*What to produce*. Count how many lines of the material contain the string "Revenus", then give that number and nothing more.

*Input*.
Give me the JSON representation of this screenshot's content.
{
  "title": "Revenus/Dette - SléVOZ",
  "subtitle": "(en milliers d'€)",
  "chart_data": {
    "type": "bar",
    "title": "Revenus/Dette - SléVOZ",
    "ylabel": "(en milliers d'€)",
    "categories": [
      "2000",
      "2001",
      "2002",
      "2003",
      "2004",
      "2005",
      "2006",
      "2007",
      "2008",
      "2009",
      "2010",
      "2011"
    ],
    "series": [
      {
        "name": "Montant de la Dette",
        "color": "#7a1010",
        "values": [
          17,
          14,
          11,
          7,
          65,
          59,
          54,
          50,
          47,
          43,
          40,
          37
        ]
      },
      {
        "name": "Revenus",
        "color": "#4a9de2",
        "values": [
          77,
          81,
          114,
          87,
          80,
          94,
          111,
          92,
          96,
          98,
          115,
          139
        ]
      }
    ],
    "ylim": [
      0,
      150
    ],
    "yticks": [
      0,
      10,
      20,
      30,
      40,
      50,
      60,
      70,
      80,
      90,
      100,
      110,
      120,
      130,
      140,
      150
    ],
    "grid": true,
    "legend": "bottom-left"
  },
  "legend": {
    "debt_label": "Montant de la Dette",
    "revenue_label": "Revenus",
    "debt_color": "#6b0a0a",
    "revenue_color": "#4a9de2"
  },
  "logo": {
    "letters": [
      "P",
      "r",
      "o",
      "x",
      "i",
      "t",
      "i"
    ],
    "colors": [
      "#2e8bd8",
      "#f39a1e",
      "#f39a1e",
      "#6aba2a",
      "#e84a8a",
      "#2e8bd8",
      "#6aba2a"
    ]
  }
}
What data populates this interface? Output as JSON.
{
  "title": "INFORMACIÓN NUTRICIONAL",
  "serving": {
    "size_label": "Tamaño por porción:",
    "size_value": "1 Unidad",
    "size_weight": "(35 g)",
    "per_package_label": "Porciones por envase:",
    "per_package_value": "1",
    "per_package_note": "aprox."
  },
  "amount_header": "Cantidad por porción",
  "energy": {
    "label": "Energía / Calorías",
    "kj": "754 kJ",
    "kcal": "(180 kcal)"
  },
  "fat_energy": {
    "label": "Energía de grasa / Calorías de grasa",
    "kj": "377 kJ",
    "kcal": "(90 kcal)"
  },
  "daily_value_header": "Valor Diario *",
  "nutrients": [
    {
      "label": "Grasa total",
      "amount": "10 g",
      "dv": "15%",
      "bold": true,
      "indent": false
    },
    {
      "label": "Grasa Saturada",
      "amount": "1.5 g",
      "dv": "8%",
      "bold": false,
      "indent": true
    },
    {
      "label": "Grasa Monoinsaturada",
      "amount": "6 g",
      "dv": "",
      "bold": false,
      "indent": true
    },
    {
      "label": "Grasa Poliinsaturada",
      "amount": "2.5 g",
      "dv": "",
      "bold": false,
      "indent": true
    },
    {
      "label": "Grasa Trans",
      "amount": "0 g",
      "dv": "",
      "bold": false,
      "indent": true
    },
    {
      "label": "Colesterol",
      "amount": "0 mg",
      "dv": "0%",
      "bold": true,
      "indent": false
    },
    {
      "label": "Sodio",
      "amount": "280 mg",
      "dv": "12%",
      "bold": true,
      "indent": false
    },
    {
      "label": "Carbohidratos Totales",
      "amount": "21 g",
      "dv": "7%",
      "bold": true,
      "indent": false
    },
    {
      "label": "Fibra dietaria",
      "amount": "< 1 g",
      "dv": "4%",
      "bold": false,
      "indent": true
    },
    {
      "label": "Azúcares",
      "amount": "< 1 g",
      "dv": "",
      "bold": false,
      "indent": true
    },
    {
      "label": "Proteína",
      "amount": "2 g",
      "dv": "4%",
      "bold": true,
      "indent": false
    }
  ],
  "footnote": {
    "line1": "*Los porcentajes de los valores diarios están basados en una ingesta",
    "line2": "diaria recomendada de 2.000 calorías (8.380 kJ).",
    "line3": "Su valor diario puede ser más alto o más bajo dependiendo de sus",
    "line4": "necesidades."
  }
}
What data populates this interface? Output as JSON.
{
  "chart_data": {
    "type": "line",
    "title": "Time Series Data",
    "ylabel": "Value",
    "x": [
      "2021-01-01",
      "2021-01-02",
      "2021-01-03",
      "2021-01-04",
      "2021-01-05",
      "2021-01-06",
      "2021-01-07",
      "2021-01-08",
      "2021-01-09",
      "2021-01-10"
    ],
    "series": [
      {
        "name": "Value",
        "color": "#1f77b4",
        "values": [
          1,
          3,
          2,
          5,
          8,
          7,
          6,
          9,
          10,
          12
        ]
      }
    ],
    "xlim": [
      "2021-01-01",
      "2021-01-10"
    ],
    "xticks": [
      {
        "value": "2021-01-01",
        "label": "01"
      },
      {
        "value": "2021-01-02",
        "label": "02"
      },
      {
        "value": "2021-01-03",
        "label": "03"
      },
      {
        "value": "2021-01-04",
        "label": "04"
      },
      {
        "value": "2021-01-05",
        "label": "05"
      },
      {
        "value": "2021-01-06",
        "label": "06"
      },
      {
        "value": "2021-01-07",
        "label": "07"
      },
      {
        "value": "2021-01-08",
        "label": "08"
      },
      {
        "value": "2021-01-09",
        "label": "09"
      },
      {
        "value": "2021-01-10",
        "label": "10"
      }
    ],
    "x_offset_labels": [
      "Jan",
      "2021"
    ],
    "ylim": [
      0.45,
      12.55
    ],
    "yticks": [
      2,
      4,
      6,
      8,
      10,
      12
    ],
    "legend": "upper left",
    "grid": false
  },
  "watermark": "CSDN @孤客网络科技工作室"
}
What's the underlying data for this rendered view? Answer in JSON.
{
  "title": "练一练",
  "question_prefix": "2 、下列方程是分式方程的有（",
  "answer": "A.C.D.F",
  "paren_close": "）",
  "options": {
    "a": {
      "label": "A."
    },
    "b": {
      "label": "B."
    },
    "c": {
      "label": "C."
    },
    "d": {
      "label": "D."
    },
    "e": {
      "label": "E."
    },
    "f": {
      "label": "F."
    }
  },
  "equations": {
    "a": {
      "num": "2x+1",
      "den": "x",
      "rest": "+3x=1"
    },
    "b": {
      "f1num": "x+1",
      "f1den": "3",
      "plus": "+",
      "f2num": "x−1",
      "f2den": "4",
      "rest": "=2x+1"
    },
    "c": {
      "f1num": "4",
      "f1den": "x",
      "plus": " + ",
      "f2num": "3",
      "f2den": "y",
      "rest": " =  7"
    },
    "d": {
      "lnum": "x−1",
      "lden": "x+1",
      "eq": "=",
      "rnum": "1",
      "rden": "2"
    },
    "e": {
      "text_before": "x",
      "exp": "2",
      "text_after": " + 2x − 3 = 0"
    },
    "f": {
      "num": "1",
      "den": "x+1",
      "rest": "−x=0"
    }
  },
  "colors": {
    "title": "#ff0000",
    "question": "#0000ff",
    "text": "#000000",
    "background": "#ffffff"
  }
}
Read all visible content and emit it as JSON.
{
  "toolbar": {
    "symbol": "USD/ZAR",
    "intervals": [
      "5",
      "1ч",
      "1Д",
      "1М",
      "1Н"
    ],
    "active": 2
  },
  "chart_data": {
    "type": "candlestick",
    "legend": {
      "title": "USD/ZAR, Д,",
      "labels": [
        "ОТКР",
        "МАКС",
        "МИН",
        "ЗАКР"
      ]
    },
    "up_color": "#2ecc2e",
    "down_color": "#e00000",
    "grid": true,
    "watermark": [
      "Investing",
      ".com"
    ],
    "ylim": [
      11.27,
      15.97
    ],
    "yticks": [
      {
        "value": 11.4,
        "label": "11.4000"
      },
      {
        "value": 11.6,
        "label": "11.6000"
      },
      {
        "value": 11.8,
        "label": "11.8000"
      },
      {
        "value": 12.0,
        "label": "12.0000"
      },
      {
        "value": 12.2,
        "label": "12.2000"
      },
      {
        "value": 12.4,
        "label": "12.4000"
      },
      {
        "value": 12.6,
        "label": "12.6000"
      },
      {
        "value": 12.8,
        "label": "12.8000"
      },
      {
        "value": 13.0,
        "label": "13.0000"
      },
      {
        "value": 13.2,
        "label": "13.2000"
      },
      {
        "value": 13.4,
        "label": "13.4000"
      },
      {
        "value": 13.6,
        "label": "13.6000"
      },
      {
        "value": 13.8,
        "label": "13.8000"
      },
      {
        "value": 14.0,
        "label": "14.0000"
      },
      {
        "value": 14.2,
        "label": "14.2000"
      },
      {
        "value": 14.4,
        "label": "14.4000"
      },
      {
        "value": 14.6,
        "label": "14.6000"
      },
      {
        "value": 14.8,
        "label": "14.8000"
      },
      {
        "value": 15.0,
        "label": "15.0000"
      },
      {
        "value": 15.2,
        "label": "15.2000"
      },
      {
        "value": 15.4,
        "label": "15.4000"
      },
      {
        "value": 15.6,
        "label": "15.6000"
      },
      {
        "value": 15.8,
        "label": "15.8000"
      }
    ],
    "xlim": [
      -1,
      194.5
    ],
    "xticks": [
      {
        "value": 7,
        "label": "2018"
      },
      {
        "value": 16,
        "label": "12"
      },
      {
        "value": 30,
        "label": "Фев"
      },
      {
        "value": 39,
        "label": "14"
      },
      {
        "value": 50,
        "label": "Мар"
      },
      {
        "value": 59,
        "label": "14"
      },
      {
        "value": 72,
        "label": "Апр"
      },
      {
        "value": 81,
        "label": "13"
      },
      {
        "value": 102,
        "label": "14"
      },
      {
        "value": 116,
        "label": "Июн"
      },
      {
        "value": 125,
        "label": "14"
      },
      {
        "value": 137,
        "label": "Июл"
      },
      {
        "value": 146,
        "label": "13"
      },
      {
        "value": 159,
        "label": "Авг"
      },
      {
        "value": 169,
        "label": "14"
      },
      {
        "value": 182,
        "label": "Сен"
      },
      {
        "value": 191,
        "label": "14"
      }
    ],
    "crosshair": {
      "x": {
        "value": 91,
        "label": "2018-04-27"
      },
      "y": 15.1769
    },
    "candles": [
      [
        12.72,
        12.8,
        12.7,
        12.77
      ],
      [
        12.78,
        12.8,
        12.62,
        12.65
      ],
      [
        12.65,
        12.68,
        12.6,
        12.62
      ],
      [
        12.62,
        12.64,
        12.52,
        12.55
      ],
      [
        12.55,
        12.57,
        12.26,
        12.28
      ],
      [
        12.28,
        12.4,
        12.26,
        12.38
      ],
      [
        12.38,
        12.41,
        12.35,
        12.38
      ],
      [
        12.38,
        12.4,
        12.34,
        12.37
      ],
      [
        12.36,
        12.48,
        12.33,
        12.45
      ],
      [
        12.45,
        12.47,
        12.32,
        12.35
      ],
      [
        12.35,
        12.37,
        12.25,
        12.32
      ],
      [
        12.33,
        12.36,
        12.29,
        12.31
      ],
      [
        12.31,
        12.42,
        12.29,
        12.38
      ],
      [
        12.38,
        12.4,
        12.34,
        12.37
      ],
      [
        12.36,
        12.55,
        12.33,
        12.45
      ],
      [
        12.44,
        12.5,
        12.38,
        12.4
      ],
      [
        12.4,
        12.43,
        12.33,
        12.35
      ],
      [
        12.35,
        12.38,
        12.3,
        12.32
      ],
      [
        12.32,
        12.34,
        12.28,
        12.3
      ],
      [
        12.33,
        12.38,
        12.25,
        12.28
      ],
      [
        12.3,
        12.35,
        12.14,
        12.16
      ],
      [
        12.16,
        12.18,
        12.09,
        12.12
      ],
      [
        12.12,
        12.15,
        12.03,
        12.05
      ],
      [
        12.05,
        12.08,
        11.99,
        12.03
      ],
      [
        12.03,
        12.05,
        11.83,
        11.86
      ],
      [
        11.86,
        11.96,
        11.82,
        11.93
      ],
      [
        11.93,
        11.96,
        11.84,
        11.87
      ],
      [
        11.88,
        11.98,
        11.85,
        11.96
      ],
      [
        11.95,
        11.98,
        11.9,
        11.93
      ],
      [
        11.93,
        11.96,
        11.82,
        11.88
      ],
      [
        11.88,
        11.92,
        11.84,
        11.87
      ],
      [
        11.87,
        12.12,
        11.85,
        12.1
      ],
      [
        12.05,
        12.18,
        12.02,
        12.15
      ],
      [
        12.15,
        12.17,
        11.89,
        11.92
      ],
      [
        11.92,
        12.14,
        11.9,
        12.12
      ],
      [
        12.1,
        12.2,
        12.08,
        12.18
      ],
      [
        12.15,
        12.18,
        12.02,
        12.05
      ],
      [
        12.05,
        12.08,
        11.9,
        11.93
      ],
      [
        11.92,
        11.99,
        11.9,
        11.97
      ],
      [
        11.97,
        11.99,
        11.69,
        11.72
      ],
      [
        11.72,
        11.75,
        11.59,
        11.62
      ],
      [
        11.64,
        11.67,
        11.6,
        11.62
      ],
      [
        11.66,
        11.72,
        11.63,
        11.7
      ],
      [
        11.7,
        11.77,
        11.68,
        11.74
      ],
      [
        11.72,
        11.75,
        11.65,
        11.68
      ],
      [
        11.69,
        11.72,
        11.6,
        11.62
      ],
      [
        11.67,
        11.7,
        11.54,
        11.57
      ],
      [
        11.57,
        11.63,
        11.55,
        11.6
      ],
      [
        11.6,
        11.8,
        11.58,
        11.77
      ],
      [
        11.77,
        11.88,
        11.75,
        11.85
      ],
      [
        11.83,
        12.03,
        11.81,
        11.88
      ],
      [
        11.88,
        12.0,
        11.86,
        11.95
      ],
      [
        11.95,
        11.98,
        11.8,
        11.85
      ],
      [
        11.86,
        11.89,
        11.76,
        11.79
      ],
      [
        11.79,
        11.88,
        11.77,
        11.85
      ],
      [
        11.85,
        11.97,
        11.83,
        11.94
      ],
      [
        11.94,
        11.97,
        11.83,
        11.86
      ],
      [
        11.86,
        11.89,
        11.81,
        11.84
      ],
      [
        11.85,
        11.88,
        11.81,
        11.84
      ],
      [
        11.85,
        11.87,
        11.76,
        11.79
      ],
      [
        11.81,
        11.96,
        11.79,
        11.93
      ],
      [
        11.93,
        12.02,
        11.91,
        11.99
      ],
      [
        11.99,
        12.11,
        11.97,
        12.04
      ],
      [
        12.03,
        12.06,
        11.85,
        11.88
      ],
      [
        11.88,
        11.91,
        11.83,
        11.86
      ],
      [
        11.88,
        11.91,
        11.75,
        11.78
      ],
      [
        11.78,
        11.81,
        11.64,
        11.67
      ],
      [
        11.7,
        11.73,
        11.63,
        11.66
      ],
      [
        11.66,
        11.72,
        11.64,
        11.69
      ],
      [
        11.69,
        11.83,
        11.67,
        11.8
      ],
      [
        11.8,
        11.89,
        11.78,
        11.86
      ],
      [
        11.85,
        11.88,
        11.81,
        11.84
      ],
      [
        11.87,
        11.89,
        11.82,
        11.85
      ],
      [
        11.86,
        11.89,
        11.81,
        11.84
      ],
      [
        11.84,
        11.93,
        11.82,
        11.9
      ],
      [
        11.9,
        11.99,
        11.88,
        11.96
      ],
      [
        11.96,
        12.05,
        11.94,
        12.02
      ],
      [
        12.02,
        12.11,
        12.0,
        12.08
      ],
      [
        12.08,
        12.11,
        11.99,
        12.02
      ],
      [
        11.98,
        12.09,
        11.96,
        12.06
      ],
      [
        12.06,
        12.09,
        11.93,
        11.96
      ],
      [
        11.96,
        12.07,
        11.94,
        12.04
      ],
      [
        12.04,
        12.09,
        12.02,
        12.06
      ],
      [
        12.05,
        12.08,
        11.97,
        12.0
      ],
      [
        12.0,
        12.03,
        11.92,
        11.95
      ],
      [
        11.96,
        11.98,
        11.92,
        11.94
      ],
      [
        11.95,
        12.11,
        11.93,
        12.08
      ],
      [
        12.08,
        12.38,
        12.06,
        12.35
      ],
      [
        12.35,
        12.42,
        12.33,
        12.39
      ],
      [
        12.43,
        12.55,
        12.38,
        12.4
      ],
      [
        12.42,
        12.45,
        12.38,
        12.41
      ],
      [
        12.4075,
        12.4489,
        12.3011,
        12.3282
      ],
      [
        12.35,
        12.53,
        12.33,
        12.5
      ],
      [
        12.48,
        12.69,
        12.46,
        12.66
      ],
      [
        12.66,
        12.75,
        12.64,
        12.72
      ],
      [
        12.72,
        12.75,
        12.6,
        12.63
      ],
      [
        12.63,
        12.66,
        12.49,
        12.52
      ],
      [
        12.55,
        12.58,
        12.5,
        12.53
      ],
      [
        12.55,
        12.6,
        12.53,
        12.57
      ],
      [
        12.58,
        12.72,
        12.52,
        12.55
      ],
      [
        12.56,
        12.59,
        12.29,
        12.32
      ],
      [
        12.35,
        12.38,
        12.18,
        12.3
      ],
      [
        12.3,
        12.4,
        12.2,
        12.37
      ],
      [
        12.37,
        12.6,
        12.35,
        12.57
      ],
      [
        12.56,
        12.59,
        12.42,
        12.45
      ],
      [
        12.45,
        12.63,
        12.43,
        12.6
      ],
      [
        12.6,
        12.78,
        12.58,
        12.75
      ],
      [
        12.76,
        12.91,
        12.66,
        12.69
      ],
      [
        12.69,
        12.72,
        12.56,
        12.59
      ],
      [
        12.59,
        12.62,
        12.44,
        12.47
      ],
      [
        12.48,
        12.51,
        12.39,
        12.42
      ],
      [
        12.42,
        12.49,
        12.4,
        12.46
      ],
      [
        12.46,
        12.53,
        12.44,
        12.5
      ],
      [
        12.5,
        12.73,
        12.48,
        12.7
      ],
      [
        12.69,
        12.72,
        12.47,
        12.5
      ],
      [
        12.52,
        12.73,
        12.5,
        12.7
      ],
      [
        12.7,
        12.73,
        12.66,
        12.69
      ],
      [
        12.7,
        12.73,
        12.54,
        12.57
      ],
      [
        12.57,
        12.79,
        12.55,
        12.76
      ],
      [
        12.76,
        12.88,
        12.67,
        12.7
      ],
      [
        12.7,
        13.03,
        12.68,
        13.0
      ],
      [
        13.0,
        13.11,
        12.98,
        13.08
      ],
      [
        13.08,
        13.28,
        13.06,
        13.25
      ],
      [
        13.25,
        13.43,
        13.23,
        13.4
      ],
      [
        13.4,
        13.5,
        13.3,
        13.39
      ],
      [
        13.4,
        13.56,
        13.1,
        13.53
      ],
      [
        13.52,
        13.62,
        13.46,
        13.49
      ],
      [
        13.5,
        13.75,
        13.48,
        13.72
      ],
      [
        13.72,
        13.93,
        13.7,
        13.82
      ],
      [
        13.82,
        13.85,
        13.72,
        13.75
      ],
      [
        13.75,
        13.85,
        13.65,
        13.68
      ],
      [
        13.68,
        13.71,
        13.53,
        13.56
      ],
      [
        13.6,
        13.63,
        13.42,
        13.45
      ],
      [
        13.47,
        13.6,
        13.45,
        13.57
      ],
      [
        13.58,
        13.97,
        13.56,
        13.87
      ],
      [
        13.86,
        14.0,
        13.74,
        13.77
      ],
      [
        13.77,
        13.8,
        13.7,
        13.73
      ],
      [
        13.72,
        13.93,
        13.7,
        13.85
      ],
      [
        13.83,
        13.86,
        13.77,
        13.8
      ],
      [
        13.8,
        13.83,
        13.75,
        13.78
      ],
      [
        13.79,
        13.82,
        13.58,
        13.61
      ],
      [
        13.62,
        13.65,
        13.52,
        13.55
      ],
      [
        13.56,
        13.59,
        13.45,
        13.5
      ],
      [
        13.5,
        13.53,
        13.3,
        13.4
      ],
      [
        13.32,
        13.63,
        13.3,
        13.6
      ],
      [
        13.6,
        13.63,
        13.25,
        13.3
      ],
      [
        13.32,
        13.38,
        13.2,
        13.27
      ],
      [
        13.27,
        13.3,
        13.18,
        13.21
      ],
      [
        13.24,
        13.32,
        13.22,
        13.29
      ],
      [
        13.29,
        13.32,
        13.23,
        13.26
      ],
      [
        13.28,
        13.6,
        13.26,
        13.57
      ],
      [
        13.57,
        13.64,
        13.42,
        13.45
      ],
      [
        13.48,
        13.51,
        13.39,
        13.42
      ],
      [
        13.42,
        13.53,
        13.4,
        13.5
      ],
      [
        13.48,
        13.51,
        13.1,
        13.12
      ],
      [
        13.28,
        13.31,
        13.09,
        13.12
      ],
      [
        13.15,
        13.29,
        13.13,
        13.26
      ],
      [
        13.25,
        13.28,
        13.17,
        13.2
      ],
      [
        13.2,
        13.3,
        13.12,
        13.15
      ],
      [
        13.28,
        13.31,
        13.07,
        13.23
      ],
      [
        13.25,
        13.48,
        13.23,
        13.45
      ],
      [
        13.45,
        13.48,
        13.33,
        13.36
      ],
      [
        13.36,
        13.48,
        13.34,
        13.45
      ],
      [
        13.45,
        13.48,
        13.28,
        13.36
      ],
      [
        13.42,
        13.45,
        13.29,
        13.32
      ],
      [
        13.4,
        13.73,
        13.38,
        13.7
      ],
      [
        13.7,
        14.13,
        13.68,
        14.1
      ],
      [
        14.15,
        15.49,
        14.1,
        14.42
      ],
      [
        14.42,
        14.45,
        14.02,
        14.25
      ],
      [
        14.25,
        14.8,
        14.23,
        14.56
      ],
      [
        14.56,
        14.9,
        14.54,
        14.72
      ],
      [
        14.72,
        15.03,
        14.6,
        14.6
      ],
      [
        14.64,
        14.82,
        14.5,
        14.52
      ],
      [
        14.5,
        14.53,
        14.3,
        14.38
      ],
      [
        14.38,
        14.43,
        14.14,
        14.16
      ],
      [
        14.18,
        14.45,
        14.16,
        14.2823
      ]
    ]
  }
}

*Solution to this task*. 4